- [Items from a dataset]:
----------

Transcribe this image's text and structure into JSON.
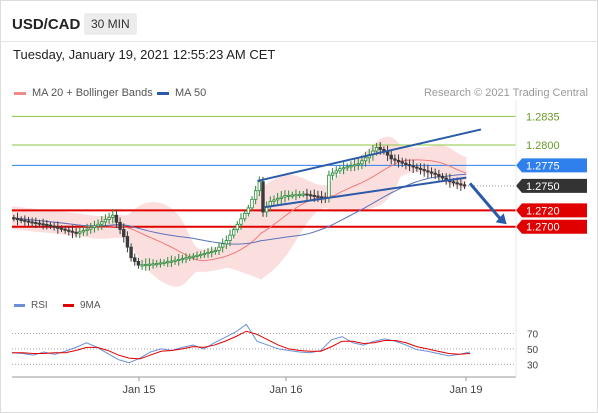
{
  "header": {
    "symbol": "USD/CAD",
    "timeframe": "30 MIN",
    "timestamp": "Tuesday, January 19, 2021 12:55:23 AM CET"
  },
  "legend": {
    "ma_bb_label": "MA 20 + Bollinger Bands",
    "ma50_label": "MA 50",
    "credit": "Research © 2021 Trading Central"
  },
  "rsi_legend": {
    "rsi_label": "RSI",
    "ma9_label": "9MA"
  },
  "colors": {
    "accent_blue": "#2f80ed",
    "support_red": "#e00000",
    "resistance_green": "#8cc63f",
    "channel_blue": "#2a5aa8",
    "bollinger_fill": "#f8c9c9",
    "ma20": "#f07a7a",
    "ma50": "#5a72b8"
  },
  "chart_data": [
    {
      "type": "line",
      "title": "",
      "x_ticks": [
        "Jan 15",
        "Jan 16",
        "Jan 19"
      ],
      "price_levels": [
        {
          "label": "1.2835",
          "value": 1.2835,
          "kind": "resistance"
        },
        {
          "label": "1.2800",
          "value": 1.28,
          "kind": "resistance"
        },
        {
          "label": "1.2775",
          "value": 1.2775,
          "kind": "pivot"
        },
        {
          "label": "1.2750",
          "value": 1.275,
          "kind": "last"
        },
        {
          "label": "1.2720",
          "value": 1.272,
          "kind": "support"
        },
        {
          "label": "1.2700",
          "value": 1.27,
          "kind": "support"
        }
      ],
      "ylim": [
        1.2625,
        1.2855
      ],
      "series": [
        {
          "name": "MA 20 + Bollinger Bands",
          "values": []
        },
        {
          "name": "MA 50",
          "values": []
        }
      ],
      "price_path": [
        [
          0,
          1.2711
        ],
        [
          5,
          1.2706
        ],
        [
          10,
          1.2702
        ],
        [
          14,
          1.2697
        ],
        [
          18,
          1.2692
        ],
        [
          21,
          1.2697
        ],
        [
          24,
          1.2703
        ],
        [
          26,
          1.2709
        ],
        [
          28,
          1.2714
        ],
        [
          31,
          1.2688
        ],
        [
          33,
          1.2662
        ],
        [
          35,
          1.2653
        ],
        [
          40,
          1.2655
        ],
        [
          44,
          1.2658
        ],
        [
          48,
          1.2662
        ],
        [
          52,
          1.2666
        ],
        [
          56,
          1.2671
        ],
        [
          59,
          1.2683
        ],
        [
          62,
          1.2703
        ],
        [
          65,
          1.2723
        ],
        [
          67,
          1.2744
        ],
        [
          68,
          1.2755
        ],
        [
          69,
          1.2718
        ],
        [
          71,
          1.2731
        ],
        [
          75,
          1.2738
        ],
        [
          80,
          1.274
        ],
        [
          86,
          1.2735
        ],
        [
          87,
          1.2763
        ],
        [
          90,
          1.2771
        ],
        [
          95,
          1.2777
        ],
        [
          98,
          1.2788
        ],
        [
          100,
          1.2797
        ],
        [
          102,
          1.2792
        ],
        [
          104,
          1.2783
        ],
        [
          108,
          1.2776
        ],
        [
          112,
          1.277
        ],
        [
          116,
          1.2764
        ],
        [
          120,
          1.2755
        ],
        [
          124,
          1.275
        ]
      ],
      "forecast": {
        "from": [
          125,
          1.2753
        ],
        "to": [
          135,
          1.2703
        ]
      }
    },
    {
      "type": "line",
      "title": "",
      "y_ticks": [
        70,
        50,
        30
      ],
      "ylim": [
        20,
        85
      ],
      "series": [
        {
          "name": "RSI",
          "values": [
            45,
            44,
            42,
            46,
            43,
            47,
            52,
            58,
            52,
            44,
            36,
            32,
            38,
            46,
            50,
            48,
            52,
            55,
            50,
            58,
            65,
            72,
            82,
            60,
            55,
            50,
            48,
            46,
            45,
            48,
            62,
            66,
            58,
            55,
            60,
            63,
            60,
            55,
            49,
            47,
            44,
            41,
            43,
            46
          ]
        },
        {
          "name": "9MA",
          "values": [
            45,
            45,
            44,
            44,
            45,
            45,
            48,
            52,
            52,
            48,
            42,
            38,
            37,
            42,
            47,
            48,
            50,
            53,
            52,
            55,
            60,
            66,
            73,
            69,
            62,
            55,
            50,
            48,
            47,
            47,
            53,
            60,
            60,
            57,
            58,
            61,
            61,
            58,
            53,
            50,
            47,
            44,
            43,
            44
          ]
        }
      ]
    }
  ]
}
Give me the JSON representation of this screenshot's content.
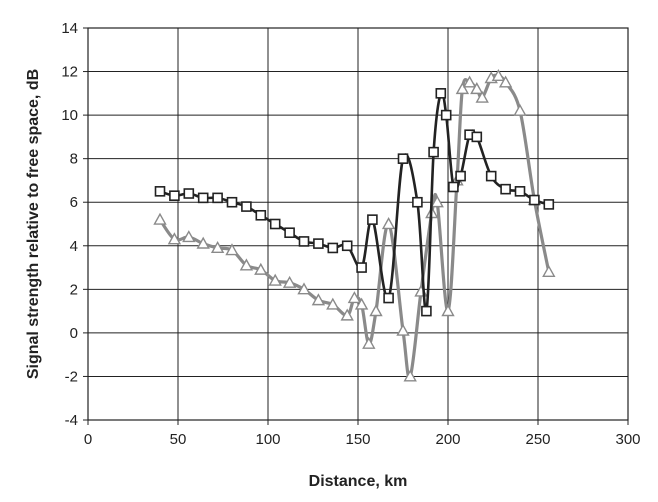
{
  "chart_data": {
    "type": "line",
    "xlabel": "Distance, km",
    "ylabel": "Signal strength relative to free space, dB",
    "xlim": [
      0,
      300
    ],
    "ylim": [
      -4,
      14
    ],
    "xticks": [
      0,
      50,
      100,
      150,
      200,
      250,
      300
    ],
    "yticks": [
      -4,
      -2,
      0,
      2,
      4,
      6,
      8,
      10,
      12,
      14
    ],
    "grid": true,
    "series": [
      {
        "marker": "square",
        "color": "#222222",
        "points": [
          [
            40,
            6.5
          ],
          [
            48,
            6.3
          ],
          [
            56,
            6.4
          ],
          [
            64,
            6.2
          ],
          [
            72,
            6.2
          ],
          [
            80,
            6.0
          ],
          [
            88,
            5.8
          ],
          [
            96,
            5.4
          ],
          [
            104,
            5.0
          ],
          [
            112,
            4.6
          ],
          [
            120,
            4.2
          ],
          [
            128,
            4.1
          ],
          [
            136,
            3.9
          ],
          [
            144,
            4.0
          ],
          [
            152,
            3.0
          ],
          [
            158,
            5.2
          ],
          [
            167,
            1.6
          ],
          [
            175,
            8.0
          ],
          [
            183,
            6.0
          ],
          [
            188,
            1.0
          ],
          [
            192,
            8.3
          ],
          [
            196,
            11.0
          ],
          [
            199,
            10.0
          ],
          [
            203,
            6.7
          ],
          [
            207,
            7.2
          ],
          [
            212,
            9.1
          ],
          [
            216,
            9.0
          ],
          [
            224,
            7.2
          ],
          [
            232,
            6.6
          ],
          [
            240,
            6.5
          ],
          [
            248,
            6.1
          ],
          [
            256,
            5.9
          ]
        ]
      },
      {
        "marker": "triangle",
        "color": "#8a8a8a",
        "points": [
          [
            40,
            5.2
          ],
          [
            48,
            4.3
          ],
          [
            56,
            4.4
          ],
          [
            64,
            4.1
          ],
          [
            72,
            3.9
          ],
          [
            80,
            3.8
          ],
          [
            88,
            3.1
          ],
          [
            96,
            2.9
          ],
          [
            104,
            2.4
          ],
          [
            112,
            2.3
          ],
          [
            120,
            2.0
          ],
          [
            128,
            1.5
          ],
          [
            136,
            1.3
          ],
          [
            144,
            0.8
          ],
          [
            148,
            1.6
          ],
          [
            152,
            1.3
          ],
          [
            156,
            -0.5
          ],
          [
            160,
            1.0
          ],
          [
            167,
            5.0
          ],
          [
            175,
            0.1
          ],
          [
            179,
            -2.0
          ],
          [
            185,
            1.9
          ],
          [
            191,
            5.5
          ],
          [
            194,
            6.0
          ],
          [
            200,
            1.0
          ],
          [
            205,
            7.0
          ],
          [
            208,
            11.2
          ],
          [
            212,
            11.5
          ],
          [
            216,
            11.2
          ],
          [
            219,
            10.8
          ],
          [
            224,
            11.7
          ],
          [
            228,
            11.8
          ],
          [
            232,
            11.5
          ],
          [
            240,
            10.2
          ],
          [
            248,
            6.1
          ],
          [
            256,
            2.8
          ]
        ]
      }
    ]
  }
}
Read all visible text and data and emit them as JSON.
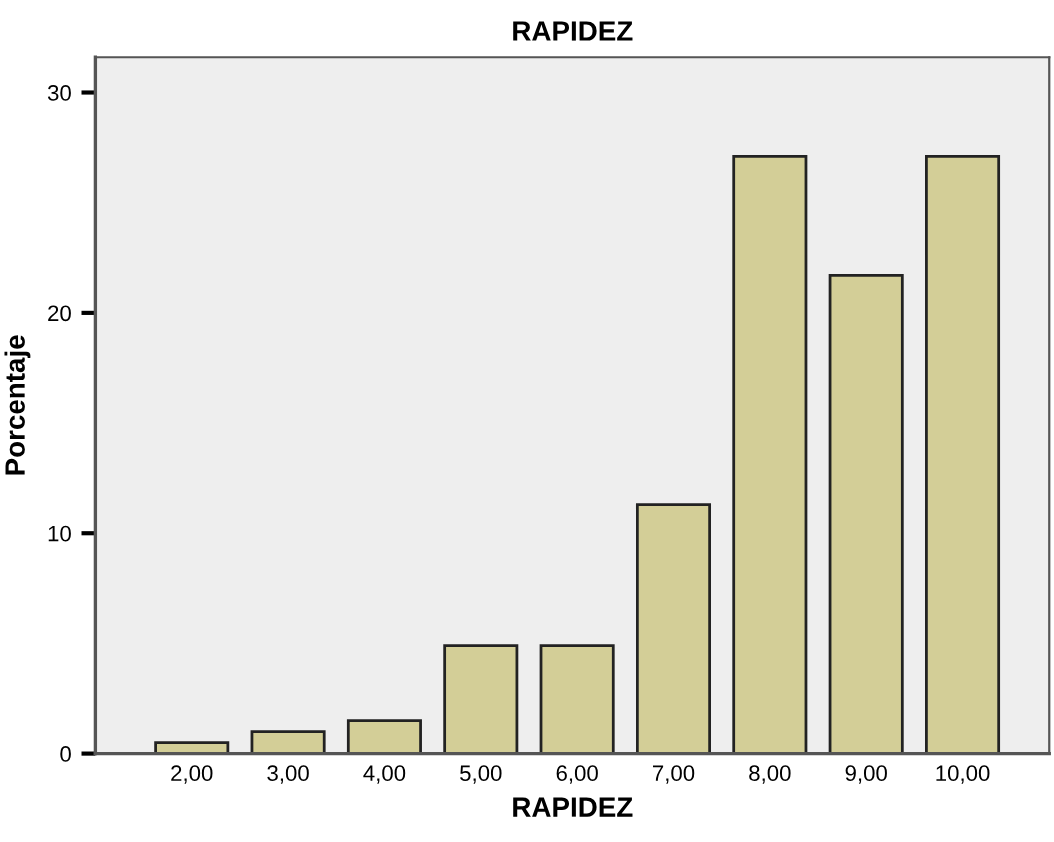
{
  "chart_data": {
    "type": "bar",
    "title": "RAPIDEZ",
    "xlabel": "RAPIDEZ",
    "ylabel": "Porcentaje",
    "categories": [
      "2,00",
      "3,00",
      "4,00",
      "5,00",
      "6,00",
      "7,00",
      "8,00",
      "9,00",
      "10,00"
    ],
    "values": [
      0.5,
      1.0,
      1.5,
      4.9,
      4.9,
      11.3,
      27.1,
      21.7,
      27.1
    ],
    "color": "#d3ce97",
    "ylim": [
      0,
      31.6
    ],
    "yticks": [
      0,
      10,
      20,
      30
    ],
    "grid": false
  }
}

----------

- [Stated problem]:
Give only the number of lines above that hold the string "this".

- [Exercise output]:
2